* **Records shown**
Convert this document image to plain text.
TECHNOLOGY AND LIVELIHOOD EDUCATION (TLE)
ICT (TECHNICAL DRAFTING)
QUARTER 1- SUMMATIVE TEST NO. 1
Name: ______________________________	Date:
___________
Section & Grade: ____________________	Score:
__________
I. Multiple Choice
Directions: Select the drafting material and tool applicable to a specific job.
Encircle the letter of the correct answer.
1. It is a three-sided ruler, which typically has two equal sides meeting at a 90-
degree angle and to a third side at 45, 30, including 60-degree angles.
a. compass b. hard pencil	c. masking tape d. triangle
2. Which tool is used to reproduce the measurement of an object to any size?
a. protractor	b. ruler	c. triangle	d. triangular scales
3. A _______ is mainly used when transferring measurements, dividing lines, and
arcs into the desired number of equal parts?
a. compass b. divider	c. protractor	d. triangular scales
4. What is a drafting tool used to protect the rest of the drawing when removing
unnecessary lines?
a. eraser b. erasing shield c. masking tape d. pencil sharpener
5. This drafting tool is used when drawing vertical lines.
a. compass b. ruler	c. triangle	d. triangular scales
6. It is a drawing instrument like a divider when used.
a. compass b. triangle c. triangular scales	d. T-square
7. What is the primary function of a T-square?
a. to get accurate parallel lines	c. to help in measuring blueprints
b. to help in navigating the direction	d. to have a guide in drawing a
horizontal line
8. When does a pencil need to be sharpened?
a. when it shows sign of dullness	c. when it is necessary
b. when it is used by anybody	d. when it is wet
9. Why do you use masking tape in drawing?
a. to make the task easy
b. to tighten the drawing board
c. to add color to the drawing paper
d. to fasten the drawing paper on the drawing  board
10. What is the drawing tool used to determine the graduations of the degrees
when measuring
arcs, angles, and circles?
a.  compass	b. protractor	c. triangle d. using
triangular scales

* **Written problem**
Return each entry from the material above exactly as it appears.

* **Exercise answer**
Convert this document image to plain text.
TECHNOLOGY AND LIVELIHOOD EDUCATION (TLE)
ICT (TECHNICAL DRAFTING)
QUARTER 1- SUMMATIVE TEST NO. 1
Name: ______________________________	Date:
___________
Section & Grade: ____________________	Score:
__________
I. Multiple Choice
Directions: Select the drafting material and tool applicable to a specific job.
Encircle the letter of the correct answer.
1. It is a three-sided ruler, which typically has two equal sides meeting at a 90-
degree angle and to a third side at 45, 30, including 60-degree angles.
a. compass b. hard pencil	c. masking tape d. triangle
2. Which tool is used to reproduce the measurement of an object to any size?
a. protractor	b. ruler	c. triangle	d. triangular scales
3. A _______ is mainly used when transferring measurements, dividing lines, and
arcs into the desired number of equal parts?
a. compass b. divider	c. protractor	d. triangular scales
4. What is a drafting tool used to protect the rest of the drawing when removing
unnecessary lines?
a. eraser b. erasing shield c. masking tape d. pencil sharpener
5. This drafting tool is used when drawing vertical lines.
a. compass b. ruler	c. triangle	d. triangular scales
6. It is a drawing instrument like a divider when used.
a. compass b. triangle c. triangular scales	d. T-square
7. What is the primary function of a T-square?
a. to get accurate parallel lines	c. to help in measuring blueprints
b. to help in navigating the direction	d. to have a guide in drawing a
horizontal line
8. When does a pencil need to be sharpened?
a. when it shows sign of dullness	c. when it is necessary
b. when it is used by anybody	d. when it is wet
9. Why do you use masking tape in drawing?
a. to make the task easy
b. to tighten the drawing board
c. to add color to the drawing paper
d. to fasten the drawing paper on the drawing  board
10. What is the drawing tool used to determine the graduations of the degrees
when measuring
arcs, angles, and circles?
a.  compass	b. protractor	c. triangle d. using
triangular scales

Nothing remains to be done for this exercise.